| TASK STATEMENT |
Copy out, unchanged, the entries below from the "Output a JSON" line to the final line. Omit pictures.

| RAW RECORDS |
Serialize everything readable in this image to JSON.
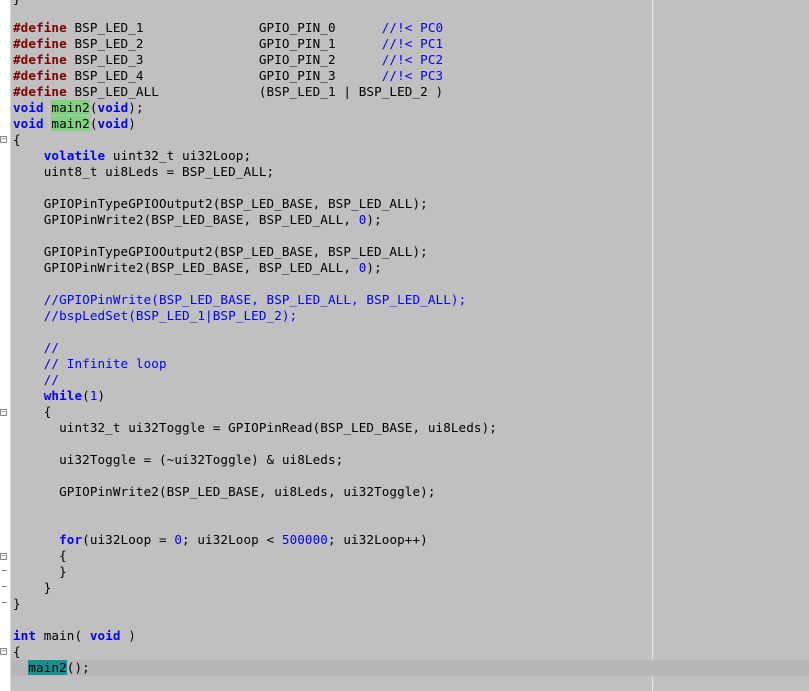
{
  "editor": {
    "top_fragment": "}",
    "lines": {
      "l1": {
        "t1": "#define",
        "t2": " BSP_LED_1               GPIO_PIN_0      ",
        "t3": "//!< PC0"
      },
      "l2": {
        "t1": "#define",
        "t2": " BSP_LED_2               GPIO_PIN_1      ",
        "t3": "//!< PC1"
      },
      "l3": {
        "t1": "#define",
        "t2": " BSP_LED_3               GPIO_PIN_2      ",
        "t3": "//!< PC2"
      },
      "l4": {
        "t1": "#define",
        "t2": " BSP_LED_4               GPIO_PIN_3      ",
        "t3": "//!< PC3"
      },
      "l5": {
        "t1": "#define",
        "t2": " BSP_LED_ALL             (BSP_LED_1 | BSP_LED_2 )"
      },
      "l6": {
        "t1": "void",
        "t2": " ",
        "t3": "main2",
        "t4": "(",
        "t5": "void",
        "t6": ");"
      },
      "l7": {
        "t1": "void",
        "t2": " ",
        "t3": "main2",
        "t4": "(",
        "t5": "void",
        "t6": ")"
      },
      "l8": {
        "t1": "{"
      },
      "l9": {
        "t1": "    ",
        "t2": "volatile",
        "t3": " uint32_t ui32Loop;"
      },
      "l10": {
        "t1": "    uint8_t ui8Leds = BSP_LED_ALL;"
      },
      "l11": {
        "t1": "    GPIOPinTypeGPIOOutput2(BSP_LED_BASE, BSP_LED_ALL);"
      },
      "l12": {
        "t1": "    GPIOPinWrite2(BSP_LED_BASE, BSP_LED_ALL, ",
        "t2": "0",
        "t3": ");"
      },
      "l13": {
        "t1": "    GPIOPinTypeGPIOOutput2(BSP_LED_BASE, BSP_LED_ALL);"
      },
      "l14": {
        "t1": "    GPIOPinWrite2(BSP_LED_BASE, BSP_LED_ALL, ",
        "t2": "0",
        "t3": ");"
      },
      "l15": {
        "t1": "    ",
        "t2": "//GPIOPinWrite(BSP_LED_BASE, BSP_LED_ALL, BSP_LED_ALL);"
      },
      "l16": {
        "t1": "    ",
        "t2": "//bspLedSet(BSP_LED_1|BSP_LED_2);"
      },
      "l17": {
        "t1": "    ",
        "t2": "//"
      },
      "l18": {
        "t1": "    ",
        "t2": "// Infinite loop"
      },
      "l19": {
        "t1": "    ",
        "t2": "//"
      },
      "l20": {
        "t1": "    ",
        "t2": "while",
        "t3": "(",
        "t4": "1",
        "t5": ")"
      },
      "l21": {
        "t1": "    {"
      },
      "l22": {
        "t1": "      uint32_t ui32Toggle = GPIOPinRead(BSP_LED_BASE, ui8Leds);"
      },
      "l23": {
        "t1": "      ui32Toggle = (~ui32Toggle) & ui8Leds;"
      },
      "l24": {
        "t1": "      GPIOPinWrite2(BSP_LED_BASE, ui8Leds, ui32Toggle);"
      },
      "l25": {
        "t1": "      ",
        "t2": "for",
        "t3": "(ui32Loop = ",
        "t4": "0",
        "t5": "; ui32Loop < ",
        "t6": "500000",
        "t7": "; ui32Loop++)"
      },
      "l26": {
        "t1": "      {"
      },
      "l27": {
        "t1": "      }"
      },
      "l28": {
        "t1": "    }"
      },
      "l29": {
        "t1": "}"
      },
      "l30": {
        "t1": "int",
        "t2": " main( ",
        "t3": "void",
        "t4": " )"
      },
      "l31": {
        "t1": "{"
      },
      "l32": {
        "t1": "  ",
        "t2": "main2",
        "t3": "();"
      }
    },
    "colors": {
      "background": "#c0c0c0",
      "preprocessor": "#800000",
      "keyword": "#0000ff",
      "comment": "#0000ff",
      "match_highlight": "#7fd37f",
      "cursor_highlight": "#1a8f8f"
    }
  }
}
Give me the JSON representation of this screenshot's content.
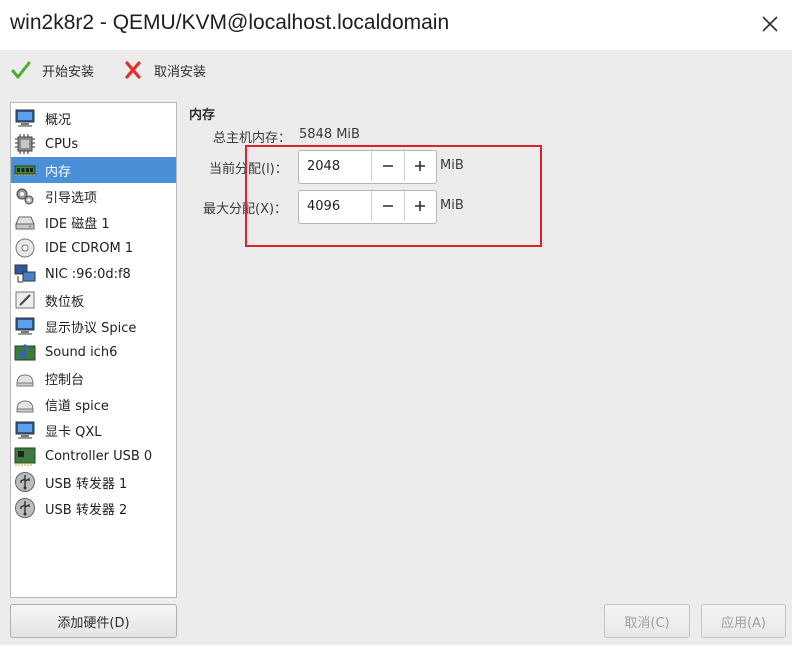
{
  "window": {
    "title": "win2k8r2 - QEMU/KVM@localhost.localdomain"
  },
  "toolbar": {
    "begin_install": "开始安装",
    "cancel_install": "取消安装"
  },
  "sidebar": {
    "items": [
      {
        "label": "概况",
        "icon": "overview-monitor-icon"
      },
      {
        "label": "CPUs",
        "icon": "cpu-chip-icon"
      },
      {
        "label": "内存",
        "icon": "memory-module-icon",
        "selected": true
      },
      {
        "label": "引导选项",
        "icon": "boot-gears-icon"
      },
      {
        "label": "IDE 磁盘 1",
        "icon": "hard-disk-icon"
      },
      {
        "label": "IDE CDROM 1",
        "icon": "cdrom-icon"
      },
      {
        "label": "NIC :96:0d:f8",
        "icon": "network-icon"
      },
      {
        "label": "数位板",
        "icon": "tablet-icon"
      },
      {
        "label": "显示协议 Spice",
        "icon": "display-monitor-icon"
      },
      {
        "label": "Sound ich6",
        "icon": "sound-card-icon"
      },
      {
        "label": "控制台",
        "icon": "serial-console-icon"
      },
      {
        "label": "信道 spice",
        "icon": "channel-icon"
      },
      {
        "label": "显卡 QXL",
        "icon": "video-card-icon"
      },
      {
        "label": "Controller USB 0",
        "icon": "controller-card-icon"
      },
      {
        "label": "USB 转发器 1",
        "icon": "usb-redirector-icon"
      },
      {
        "label": "USB 转发器 2",
        "icon": "usb-redirector-icon"
      }
    ],
    "add_hardware": "添加硬件(D)"
  },
  "memory": {
    "section_title": "内存",
    "host_memory_label": "总主机内存：",
    "host_memory_value": "5848 MiB",
    "current_label": "当前分配(l)：",
    "current_value": "2048",
    "max_label": "最大分配(X)：",
    "max_value": "4096",
    "unit": "MiB"
  },
  "actions": {
    "cancel": "取消(C)",
    "apply": "应用(A)"
  },
  "colors": {
    "selection": "#4a90d9",
    "highlight_box": "#e0202a",
    "install_check": "#4caf2a",
    "cancel_cross": "#e03030"
  }
}
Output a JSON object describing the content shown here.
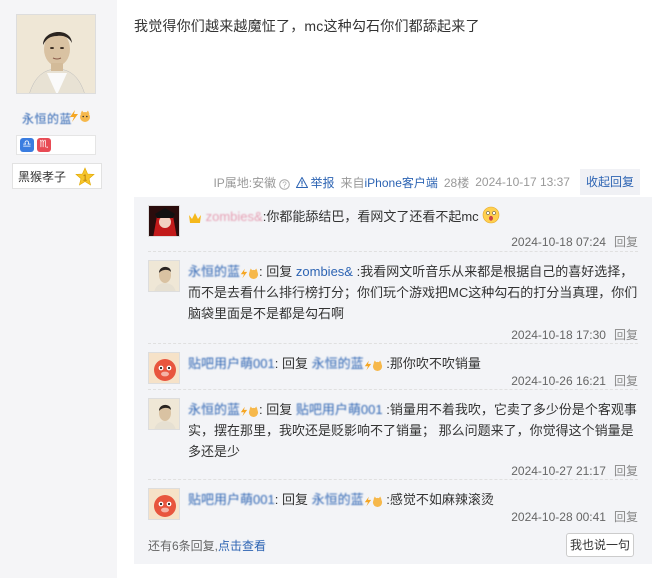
{
  "author": {
    "name": "永恒的蓝",
    "level_title": "黑猴孝子",
    "level_num": "1"
  },
  "post": {
    "text": "我觉得你们越来越魔怔了，mc这种勾石你们都舔起来了",
    "ip": "IP属地:安徽",
    "report": "举报",
    "client_prefix": "来自",
    "client": "iPhone客户端",
    "floor": "28楼",
    "time": "2024-10-17 13:37",
    "collapse": "收起回复"
  },
  "replies": [
    {
      "user": "zombies&",
      "reply_to_label": "",
      "reply_to": "",
      "text": ":你都能舔结巴，看网文了还看不起mc",
      "time": "2024-10-18 07:24",
      "reply_label": "回复"
    },
    {
      "user": "永恒的蓝",
      "reply_to_label": "回复",
      "reply_to": "zombies&",
      "text": ":我看网文听音乐从来都是根据自己的喜好选择，而不是去看什么排行榜打分；你们玩个游戏把MC这种勾石的打分当真理，你们脑袋里面是不是都是勾石啊",
      "time": "2024-10-18 17:30",
      "reply_label": "回复"
    },
    {
      "user": "贴吧用户萌001",
      "reply_to_label": "回复",
      "reply_to": "永恒的蓝",
      "text": ":那你吹不吹销量",
      "time": "2024-10-26 16:21",
      "reply_label": "回复"
    },
    {
      "user": "永恒的蓝",
      "reply_to_label": "回复",
      "reply_to": "贴吧用户萌001",
      "text": ":销量用不着我吹，它卖了多少份是个客观事实，摆在那里，我吹还是贬影响不了销量； 那么问题来了，你觉得这个销量是多还是少",
      "time": "2024-10-27 21:17",
      "reply_label": "回复"
    },
    {
      "user": "贴吧用户萌001",
      "reply_to_label": "回复",
      "reply_to": "永恒的蓝",
      "text": ":感觉不如麻辣滚烫",
      "time": "2024-10-28 00:41",
      "reply_label": "回复"
    }
  ],
  "footer": {
    "more_text": "还有6条回复,",
    "more_link": "点击查看",
    "say_button": "我也说一句"
  }
}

| EXERCISE SOLUTION |
Output a JSON object describing the content shown here.
{
  "author": {
    "name": "永恒的蓝",
    "level_title": "黑猴孝子",
    "level_num": "1"
  },
  "post": {
    "text": "我觉得你们越来越魔怔了，mc这种勾石你们都舔起来了",
    "ip": "IP属地:安徽",
    "report": "举报",
    "client_prefix": "来自",
    "client": "iPhone客户端",
    "floor": "28楼",
    "time": "2024-10-17 13:37",
    "collapse": "收起回复"
  },
  "replies": [
    {
      "user": "zombies&",
      "reply_to_label": "",
      "reply_to": "",
      "text": ":你都能舔结巴，看网文了还看不起mc",
      "time": "2024-10-18 07:24",
      "reply_label": "回复"
    },
    {
      "user": "永恒的蓝",
      "reply_to_label": "回复",
      "reply_to": "zombies&",
      "text": ":我看网文听音乐从来都是根据自己的喜好选择，而不是去看什么排行榜打分；你们玩个游戏把MC这种勾石的打分当真理，你们脑袋里面是不是都是勾石啊",
      "time": "2024-10-18 17:30",
      "reply_label": "回复"
    },
    {
      "user": "贴吧用户萌001",
      "reply_to_label": "回复",
      "reply_to": "永恒的蓝",
      "text": ":那你吹不吹销量",
      "time": "2024-10-26 16:21",
      "reply_label": "回复"
    },
    {
      "user": "永恒的蓝",
      "reply_to_label": "回复",
      "reply_to": "贴吧用户萌001",
      "text": ":销量用不着我吹，它卖了多少份是个客观事实，摆在那里，我吹还是贬影响不了销量； 那么问题来了，你觉得这个销量是多还是少",
      "time": "2024-10-27 21:17",
      "reply_label": "回复"
    },
    {
      "user": "贴吧用户萌001",
      "reply_to_label": "回复",
      "reply_to": "永恒的蓝",
      "text": ":感觉不如麻辣滚烫",
      "time": "2024-10-28 00:41",
      "reply_label": "回复"
    }
  ],
  "footer": {
    "more_text": "还有6条回复,",
    "more_link": "点击查看",
    "say_button": "我也说一句"
  }
}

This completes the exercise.